:: WHAT IS EXPECTED ::
Write only the number of lines holding the string "with".

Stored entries
⟨

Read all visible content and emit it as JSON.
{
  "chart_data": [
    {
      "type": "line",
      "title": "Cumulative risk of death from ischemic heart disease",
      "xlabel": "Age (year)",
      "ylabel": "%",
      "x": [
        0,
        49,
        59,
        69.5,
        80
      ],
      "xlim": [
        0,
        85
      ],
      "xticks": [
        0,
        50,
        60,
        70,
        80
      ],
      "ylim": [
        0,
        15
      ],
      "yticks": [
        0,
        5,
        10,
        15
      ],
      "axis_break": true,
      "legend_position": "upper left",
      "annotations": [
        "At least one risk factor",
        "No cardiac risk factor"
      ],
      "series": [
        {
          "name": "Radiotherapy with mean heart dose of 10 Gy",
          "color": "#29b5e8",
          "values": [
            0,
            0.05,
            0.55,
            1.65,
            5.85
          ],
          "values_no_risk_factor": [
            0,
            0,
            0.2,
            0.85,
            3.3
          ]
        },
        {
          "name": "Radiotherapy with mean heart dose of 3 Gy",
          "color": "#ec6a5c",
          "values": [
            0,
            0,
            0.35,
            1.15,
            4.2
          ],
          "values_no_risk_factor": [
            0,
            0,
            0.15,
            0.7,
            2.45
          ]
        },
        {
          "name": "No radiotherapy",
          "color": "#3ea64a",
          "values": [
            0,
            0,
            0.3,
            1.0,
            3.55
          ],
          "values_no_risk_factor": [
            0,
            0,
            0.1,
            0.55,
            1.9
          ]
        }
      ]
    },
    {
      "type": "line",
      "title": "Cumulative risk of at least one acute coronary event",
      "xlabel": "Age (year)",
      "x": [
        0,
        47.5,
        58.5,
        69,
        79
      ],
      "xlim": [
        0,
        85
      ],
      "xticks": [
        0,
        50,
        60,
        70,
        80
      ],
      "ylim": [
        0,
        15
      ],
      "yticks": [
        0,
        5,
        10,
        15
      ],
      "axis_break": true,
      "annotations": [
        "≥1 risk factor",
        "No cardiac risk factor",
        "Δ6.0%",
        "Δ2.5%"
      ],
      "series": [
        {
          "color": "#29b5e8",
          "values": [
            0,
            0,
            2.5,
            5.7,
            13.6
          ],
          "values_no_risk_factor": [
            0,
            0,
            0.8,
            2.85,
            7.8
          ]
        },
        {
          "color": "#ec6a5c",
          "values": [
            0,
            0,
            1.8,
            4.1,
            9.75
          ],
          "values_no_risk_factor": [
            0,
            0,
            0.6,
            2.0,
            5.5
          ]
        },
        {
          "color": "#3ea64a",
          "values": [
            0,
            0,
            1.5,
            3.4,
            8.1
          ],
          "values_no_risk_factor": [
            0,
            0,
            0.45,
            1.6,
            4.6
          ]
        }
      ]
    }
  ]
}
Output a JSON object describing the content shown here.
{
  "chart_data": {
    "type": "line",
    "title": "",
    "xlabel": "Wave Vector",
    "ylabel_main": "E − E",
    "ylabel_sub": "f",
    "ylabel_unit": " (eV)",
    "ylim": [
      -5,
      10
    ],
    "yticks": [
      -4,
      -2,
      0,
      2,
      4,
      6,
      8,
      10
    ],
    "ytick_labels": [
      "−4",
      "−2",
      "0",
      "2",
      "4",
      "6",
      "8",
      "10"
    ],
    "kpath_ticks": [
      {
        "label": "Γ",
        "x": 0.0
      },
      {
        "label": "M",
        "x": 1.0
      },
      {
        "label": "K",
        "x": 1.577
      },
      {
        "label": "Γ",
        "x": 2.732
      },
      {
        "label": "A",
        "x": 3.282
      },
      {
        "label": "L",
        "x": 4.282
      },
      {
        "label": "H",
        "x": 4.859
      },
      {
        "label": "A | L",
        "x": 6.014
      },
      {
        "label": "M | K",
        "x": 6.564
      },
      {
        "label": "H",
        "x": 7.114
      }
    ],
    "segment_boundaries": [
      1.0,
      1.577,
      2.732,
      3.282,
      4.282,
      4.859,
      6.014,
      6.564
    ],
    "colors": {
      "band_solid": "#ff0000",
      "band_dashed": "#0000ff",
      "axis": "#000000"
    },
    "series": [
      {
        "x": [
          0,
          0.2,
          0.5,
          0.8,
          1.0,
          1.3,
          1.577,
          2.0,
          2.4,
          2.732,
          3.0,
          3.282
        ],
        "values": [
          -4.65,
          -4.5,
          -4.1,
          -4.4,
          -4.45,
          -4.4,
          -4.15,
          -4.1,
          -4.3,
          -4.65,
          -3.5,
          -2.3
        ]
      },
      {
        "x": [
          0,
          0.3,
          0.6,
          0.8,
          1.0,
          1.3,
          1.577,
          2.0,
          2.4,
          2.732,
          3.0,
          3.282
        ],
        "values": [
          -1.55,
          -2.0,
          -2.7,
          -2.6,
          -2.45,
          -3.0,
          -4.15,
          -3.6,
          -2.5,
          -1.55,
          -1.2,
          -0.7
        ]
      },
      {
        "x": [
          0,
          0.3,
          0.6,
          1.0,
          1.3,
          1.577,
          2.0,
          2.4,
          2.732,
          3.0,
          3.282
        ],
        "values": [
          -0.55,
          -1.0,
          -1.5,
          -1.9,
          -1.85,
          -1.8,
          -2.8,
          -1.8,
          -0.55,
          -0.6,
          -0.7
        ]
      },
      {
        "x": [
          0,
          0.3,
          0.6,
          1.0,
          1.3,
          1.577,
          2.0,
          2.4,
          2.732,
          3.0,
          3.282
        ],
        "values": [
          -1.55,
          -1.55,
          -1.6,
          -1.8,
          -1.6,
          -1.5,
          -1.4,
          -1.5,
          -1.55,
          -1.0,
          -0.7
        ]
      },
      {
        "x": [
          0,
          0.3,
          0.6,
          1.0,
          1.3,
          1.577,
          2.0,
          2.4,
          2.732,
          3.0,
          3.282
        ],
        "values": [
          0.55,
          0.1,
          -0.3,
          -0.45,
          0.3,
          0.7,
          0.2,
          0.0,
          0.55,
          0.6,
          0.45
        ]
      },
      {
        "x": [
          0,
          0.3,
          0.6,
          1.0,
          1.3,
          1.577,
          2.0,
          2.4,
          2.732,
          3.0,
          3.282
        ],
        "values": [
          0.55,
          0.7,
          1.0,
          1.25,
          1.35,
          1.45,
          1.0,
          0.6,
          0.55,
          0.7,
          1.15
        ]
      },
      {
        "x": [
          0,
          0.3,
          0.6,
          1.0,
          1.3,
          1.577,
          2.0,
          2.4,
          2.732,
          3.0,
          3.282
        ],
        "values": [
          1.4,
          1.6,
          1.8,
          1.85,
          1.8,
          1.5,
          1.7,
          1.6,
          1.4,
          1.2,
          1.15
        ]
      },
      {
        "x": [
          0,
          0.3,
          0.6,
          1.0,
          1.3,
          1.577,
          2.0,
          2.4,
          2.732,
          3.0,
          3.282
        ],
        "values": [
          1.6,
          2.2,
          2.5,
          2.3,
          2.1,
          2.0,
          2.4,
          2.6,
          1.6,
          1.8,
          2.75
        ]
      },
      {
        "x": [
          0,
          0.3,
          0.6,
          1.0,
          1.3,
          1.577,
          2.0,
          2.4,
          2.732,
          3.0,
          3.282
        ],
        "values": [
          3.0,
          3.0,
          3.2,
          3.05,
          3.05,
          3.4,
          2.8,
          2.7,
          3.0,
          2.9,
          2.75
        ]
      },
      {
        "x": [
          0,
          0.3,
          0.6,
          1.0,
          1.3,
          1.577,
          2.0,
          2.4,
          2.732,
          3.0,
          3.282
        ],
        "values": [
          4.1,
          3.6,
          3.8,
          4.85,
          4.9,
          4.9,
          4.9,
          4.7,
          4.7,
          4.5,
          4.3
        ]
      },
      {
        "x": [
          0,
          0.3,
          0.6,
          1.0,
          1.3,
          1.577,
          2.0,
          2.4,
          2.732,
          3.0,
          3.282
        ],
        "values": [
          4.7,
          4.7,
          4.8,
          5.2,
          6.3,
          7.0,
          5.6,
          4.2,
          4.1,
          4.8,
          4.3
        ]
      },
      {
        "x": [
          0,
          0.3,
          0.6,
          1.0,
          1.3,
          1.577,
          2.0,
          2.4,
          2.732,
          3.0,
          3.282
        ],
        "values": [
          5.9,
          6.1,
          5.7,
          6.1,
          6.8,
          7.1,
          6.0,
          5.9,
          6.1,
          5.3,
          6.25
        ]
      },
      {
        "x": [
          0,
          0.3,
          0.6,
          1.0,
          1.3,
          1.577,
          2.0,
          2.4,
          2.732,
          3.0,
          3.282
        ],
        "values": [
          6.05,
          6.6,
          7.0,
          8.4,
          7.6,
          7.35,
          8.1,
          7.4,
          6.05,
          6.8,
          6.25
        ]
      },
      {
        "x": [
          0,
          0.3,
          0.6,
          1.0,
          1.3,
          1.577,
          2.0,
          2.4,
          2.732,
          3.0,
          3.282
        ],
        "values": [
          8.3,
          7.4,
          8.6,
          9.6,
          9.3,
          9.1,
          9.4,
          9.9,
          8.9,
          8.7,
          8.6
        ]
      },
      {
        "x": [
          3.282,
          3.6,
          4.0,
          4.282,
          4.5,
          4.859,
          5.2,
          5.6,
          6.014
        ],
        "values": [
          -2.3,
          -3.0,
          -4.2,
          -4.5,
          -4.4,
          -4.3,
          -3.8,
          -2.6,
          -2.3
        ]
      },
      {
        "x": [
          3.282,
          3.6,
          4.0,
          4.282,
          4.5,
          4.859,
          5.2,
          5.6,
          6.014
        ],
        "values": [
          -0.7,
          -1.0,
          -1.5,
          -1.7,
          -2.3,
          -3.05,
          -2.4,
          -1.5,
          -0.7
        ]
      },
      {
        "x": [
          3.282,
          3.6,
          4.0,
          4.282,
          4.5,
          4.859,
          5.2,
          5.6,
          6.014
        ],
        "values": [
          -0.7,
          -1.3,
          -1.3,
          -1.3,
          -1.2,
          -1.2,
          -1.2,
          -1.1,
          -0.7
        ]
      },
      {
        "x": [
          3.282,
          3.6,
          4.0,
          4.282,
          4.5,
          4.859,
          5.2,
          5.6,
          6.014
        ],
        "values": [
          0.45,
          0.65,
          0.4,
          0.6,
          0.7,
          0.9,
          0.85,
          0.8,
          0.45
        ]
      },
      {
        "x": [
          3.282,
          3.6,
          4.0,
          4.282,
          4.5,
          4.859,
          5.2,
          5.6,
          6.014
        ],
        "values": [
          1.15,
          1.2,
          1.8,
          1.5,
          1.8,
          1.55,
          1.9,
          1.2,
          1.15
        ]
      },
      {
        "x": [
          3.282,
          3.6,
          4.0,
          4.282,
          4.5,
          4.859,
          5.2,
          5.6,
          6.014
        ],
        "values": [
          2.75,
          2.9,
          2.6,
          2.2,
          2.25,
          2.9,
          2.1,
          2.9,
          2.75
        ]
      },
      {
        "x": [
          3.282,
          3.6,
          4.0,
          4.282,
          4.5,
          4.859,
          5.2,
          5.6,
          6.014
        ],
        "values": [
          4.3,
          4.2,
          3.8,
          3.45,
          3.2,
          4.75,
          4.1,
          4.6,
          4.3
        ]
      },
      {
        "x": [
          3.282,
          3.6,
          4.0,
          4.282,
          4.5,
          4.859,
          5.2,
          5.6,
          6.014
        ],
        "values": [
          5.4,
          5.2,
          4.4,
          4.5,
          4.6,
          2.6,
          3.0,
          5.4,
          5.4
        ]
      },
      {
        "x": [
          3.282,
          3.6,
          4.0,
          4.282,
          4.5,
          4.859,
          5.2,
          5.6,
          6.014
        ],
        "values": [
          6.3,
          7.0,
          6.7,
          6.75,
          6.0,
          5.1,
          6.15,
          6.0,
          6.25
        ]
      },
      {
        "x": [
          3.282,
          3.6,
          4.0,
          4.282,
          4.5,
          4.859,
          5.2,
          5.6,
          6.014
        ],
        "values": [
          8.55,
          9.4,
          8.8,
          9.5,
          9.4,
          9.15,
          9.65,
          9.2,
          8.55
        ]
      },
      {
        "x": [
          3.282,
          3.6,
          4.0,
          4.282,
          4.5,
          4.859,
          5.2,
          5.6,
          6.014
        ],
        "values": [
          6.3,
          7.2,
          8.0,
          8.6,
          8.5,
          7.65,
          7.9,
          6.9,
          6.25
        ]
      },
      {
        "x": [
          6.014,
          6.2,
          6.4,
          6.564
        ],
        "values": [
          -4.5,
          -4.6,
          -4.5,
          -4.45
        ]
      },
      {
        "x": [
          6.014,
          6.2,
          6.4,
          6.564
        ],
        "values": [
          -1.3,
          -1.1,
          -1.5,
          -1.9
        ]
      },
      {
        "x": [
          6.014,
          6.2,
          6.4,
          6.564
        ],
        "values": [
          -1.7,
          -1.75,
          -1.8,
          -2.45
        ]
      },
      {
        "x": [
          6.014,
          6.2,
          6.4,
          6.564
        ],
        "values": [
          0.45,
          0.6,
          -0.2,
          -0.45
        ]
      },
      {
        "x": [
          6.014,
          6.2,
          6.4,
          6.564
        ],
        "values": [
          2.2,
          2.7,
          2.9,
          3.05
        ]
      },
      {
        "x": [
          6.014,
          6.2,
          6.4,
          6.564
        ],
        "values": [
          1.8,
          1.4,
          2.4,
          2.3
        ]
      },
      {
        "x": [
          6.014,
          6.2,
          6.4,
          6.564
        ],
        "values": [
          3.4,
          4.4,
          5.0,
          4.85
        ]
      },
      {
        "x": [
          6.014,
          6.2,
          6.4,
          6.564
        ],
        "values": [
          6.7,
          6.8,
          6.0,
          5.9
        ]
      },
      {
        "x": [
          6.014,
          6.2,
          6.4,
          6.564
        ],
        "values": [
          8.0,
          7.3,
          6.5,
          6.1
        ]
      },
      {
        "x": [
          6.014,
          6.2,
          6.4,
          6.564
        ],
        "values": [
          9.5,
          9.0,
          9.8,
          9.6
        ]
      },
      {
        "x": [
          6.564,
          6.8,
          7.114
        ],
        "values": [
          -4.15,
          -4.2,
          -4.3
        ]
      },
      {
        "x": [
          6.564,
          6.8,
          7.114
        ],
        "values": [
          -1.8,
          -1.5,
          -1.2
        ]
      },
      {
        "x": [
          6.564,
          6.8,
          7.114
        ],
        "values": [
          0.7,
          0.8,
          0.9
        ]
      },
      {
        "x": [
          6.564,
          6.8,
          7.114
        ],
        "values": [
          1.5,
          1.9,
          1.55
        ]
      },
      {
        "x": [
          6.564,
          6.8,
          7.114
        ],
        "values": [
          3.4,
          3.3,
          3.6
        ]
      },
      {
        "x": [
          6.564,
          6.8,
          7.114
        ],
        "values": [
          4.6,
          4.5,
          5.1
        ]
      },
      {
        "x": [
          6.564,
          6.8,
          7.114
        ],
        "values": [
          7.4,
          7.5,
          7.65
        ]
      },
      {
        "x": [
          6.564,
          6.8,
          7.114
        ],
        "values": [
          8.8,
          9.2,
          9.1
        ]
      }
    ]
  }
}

⟩

:: TASK RESPONSE ::
2